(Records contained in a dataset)
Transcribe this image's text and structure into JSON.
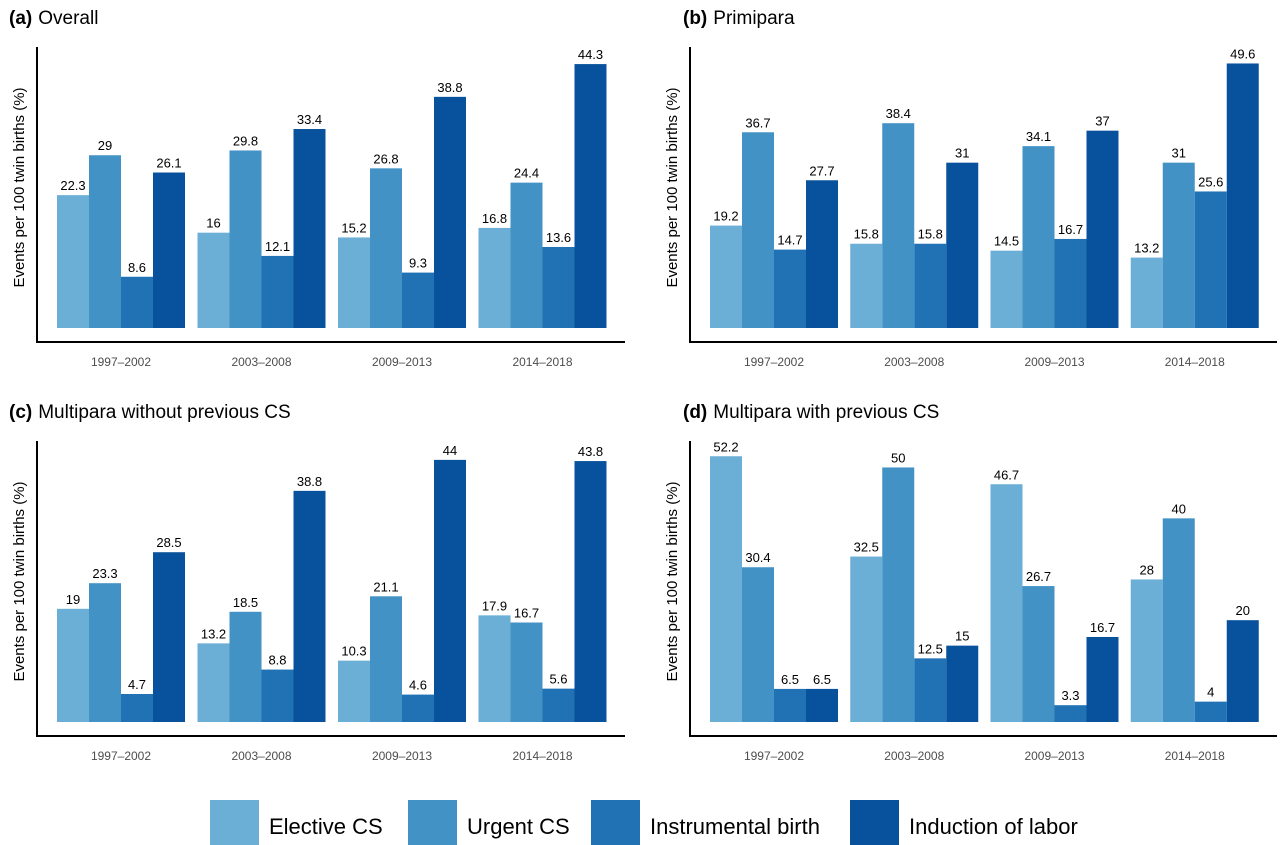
{
  "chart_data": [
    {
      "type": "bar",
      "title_tag": "(a)",
      "title": "Overall",
      "xlabel": "",
      "ylabel": "Events per 100 twin births (%)",
      "categories": [
        "1997–2002",
        "2003–2008",
        "2009–2013",
        "2014–2018"
      ],
      "series": [
        {
          "name": "Elective CS",
          "values": [
            22.3,
            16,
            15.2,
            16.8
          ]
        },
        {
          "name": "Urgent CS",
          "values": [
            29,
            29.8,
            26.8,
            24.4
          ]
        },
        {
          "name": "Instrumental birth",
          "values": [
            8.6,
            12.1,
            9.3,
            13.6
          ]
        },
        {
          "name": "Induction of labor",
          "values": [
            26.1,
            33.4,
            38.8,
            44.3
          ]
        }
      ],
      "ylim": [
        0,
        47
      ]
    },
    {
      "type": "bar",
      "title_tag": "(b)",
      "title": "Primipara",
      "xlabel": "",
      "ylabel": "Events per 100 twin births (%)",
      "categories": [
        "1997–2002",
        "2003–2008",
        "2009–2013",
        "2014–2018"
      ],
      "series": [
        {
          "name": "Elective CS",
          "values": [
            19.2,
            15.8,
            14.5,
            13.2
          ]
        },
        {
          "name": "Urgent CS",
          "values": [
            36.7,
            38.4,
            34.1,
            31
          ]
        },
        {
          "name": "Instrumental birth",
          "values": [
            14.7,
            15.8,
            16.7,
            25.6
          ]
        },
        {
          "name": "Induction of labor",
          "values": [
            27.7,
            31,
            37,
            49.6
          ]
        }
      ],
      "ylim": [
        0,
        52.5
      ]
    },
    {
      "type": "bar",
      "title_tag": "(c)",
      "title": "Multipara without previous CS",
      "xlabel": "",
      "ylabel": "Events per 100 twin births (%)",
      "categories": [
        "1997–2002",
        "2003–2008",
        "2009–2013",
        "2014–2018"
      ],
      "series": [
        {
          "name": "Elective CS",
          "values": [
            19,
            13.2,
            10.3,
            17.9
          ]
        },
        {
          "name": "Urgent CS",
          "values": [
            23.3,
            18.5,
            21.1,
            16.7
          ]
        },
        {
          "name": "Instrumental birth",
          "values": [
            4.7,
            8.8,
            4.6,
            5.6
          ]
        },
        {
          "name": "Induction of labor",
          "values": [
            28.5,
            38.8,
            44,
            43.8
          ]
        }
      ],
      "ylim": [
        0,
        47
      ]
    },
    {
      "type": "bar",
      "title_tag": "(d)",
      "title": "Multipara with previous CS",
      "xlabel": "",
      "ylabel": "Events per 100 twin births (%)",
      "categories": [
        "1997–2002",
        "2003–2008",
        "2009–2013",
        "2014–2018"
      ],
      "series": [
        {
          "name": "Elective CS",
          "values": [
            52.2,
            32.5,
            46.7,
            28
          ]
        },
        {
          "name": "Urgent CS",
          "values": [
            30.4,
            50,
            26.7,
            40
          ]
        },
        {
          "name": "Instrumental birth",
          "values": [
            6.5,
            12.5,
            3.3,
            4
          ]
        },
        {
          "name": "Induction of labor",
          "values": [
            6.5,
            15,
            16.7,
            20
          ]
        }
      ],
      "ylim": [
        0,
        55
      ]
    }
  ],
  "legend": {
    "position": "bottom",
    "items": [
      "Elective CS",
      "Urgent CS",
      "Instrumental birth",
      "Induction of labor"
    ]
  },
  "colors": {
    "Elective CS": "#6baed6",
    "Urgent CS": "#4292c6",
    "Instrumental birth": "#2171b5",
    "Induction of labor": "#08519c",
    "axis": "#000000",
    "tick_text": "#4d4d4d"
  }
}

#### [What you have to do]
The records above must be transcribed exactly. Pictures are left out of the copy.

#### [Result]
Transcribe this image's text and structure into JSON.
{
  "chart_data": [
    {
      "type": "bar",
      "title_tag": "(a)",
      "title": "Overall",
      "xlabel": "",
      "ylabel": "Events per 100 twin births (%)",
      "categories": [
        "1997–2002",
        "2003–2008",
        "2009–2013",
        "2014–2018"
      ],
      "series": [
        {
          "name": "Elective CS",
          "values": [
            22.3,
            16,
            15.2,
            16.8
          ]
        },
        {
          "name": "Urgent CS",
          "values": [
            29,
            29.8,
            26.8,
            24.4
          ]
        },
        {
          "name": "Instrumental birth",
          "values": [
            8.6,
            12.1,
            9.3,
            13.6
          ]
        },
        {
          "name": "Induction of labor",
          "values": [
            26.1,
            33.4,
            38.8,
            44.3
          ]
        }
      ],
      "ylim": [
        0,
        47
      ]
    },
    {
      "type": "bar",
      "title_tag": "(b)",
      "title": "Primipara",
      "xlabel": "",
      "ylabel": "Events per 100 twin births (%)",
      "categories": [
        "1997–2002",
        "2003–2008",
        "2009–2013",
        "2014–2018"
      ],
      "series": [
        {
          "name": "Elective CS",
          "values": [
            19.2,
            15.8,
            14.5,
            13.2
          ]
        },
        {
          "name": "Urgent CS",
          "values": [
            36.7,
            38.4,
            34.1,
            31
          ]
        },
        {
          "name": "Instrumental birth",
          "values": [
            14.7,
            15.8,
            16.7,
            25.6
          ]
        },
        {
          "name": "Induction of labor",
          "values": [
            27.7,
            31,
            37,
            49.6
          ]
        }
      ],
      "ylim": [
        0,
        52.5
      ]
    },
    {
      "type": "bar",
      "title_tag": "(c)",
      "title": "Multipara without previous CS",
      "xlabel": "",
      "ylabel": "Events per 100 twin births (%)",
      "categories": [
        "1997–2002",
        "2003–2008",
        "2009–2013",
        "2014–2018"
      ],
      "series": [
        {
          "name": "Elective CS",
          "values": [
            19,
            13.2,
            10.3,
            17.9
          ]
        },
        {
          "name": "Urgent CS",
          "values": [
            23.3,
            18.5,
            21.1,
            16.7
          ]
        },
        {
          "name": "Instrumental birth",
          "values": [
            4.7,
            8.8,
            4.6,
            5.6
          ]
        },
        {
          "name": "Induction of labor",
          "values": [
            28.5,
            38.8,
            44,
            43.8
          ]
        }
      ],
      "ylim": [
        0,
        47
      ]
    },
    {
      "type": "bar",
      "title_tag": "(d)",
      "title": "Multipara with previous CS",
      "xlabel": "",
      "ylabel": "Events per 100 twin births (%)",
      "categories": [
        "1997–2002",
        "2003–2008",
        "2009–2013",
        "2014–2018"
      ],
      "series": [
        {
          "name": "Elective CS",
          "values": [
            52.2,
            32.5,
            46.7,
            28
          ]
        },
        {
          "name": "Urgent CS",
          "values": [
            30.4,
            50,
            26.7,
            40
          ]
        },
        {
          "name": "Instrumental birth",
          "values": [
            6.5,
            12.5,
            3.3,
            4
          ]
        },
        {
          "name": "Induction of labor",
          "values": [
            6.5,
            15,
            16.7,
            20
          ]
        }
      ],
      "ylim": [
        0,
        55
      ]
    }
  ],
  "legend": {
    "position": "bottom",
    "items": [
      "Elective CS",
      "Urgent CS",
      "Instrumental birth",
      "Induction of labor"
    ]
  },
  "colors": {
    "Elective CS": "#6baed6",
    "Urgent CS": "#4292c6",
    "Instrumental birth": "#2171b5",
    "Induction of labor": "#08519c",
    "axis": "#000000",
    "tick_text": "#4d4d4d"
  }
}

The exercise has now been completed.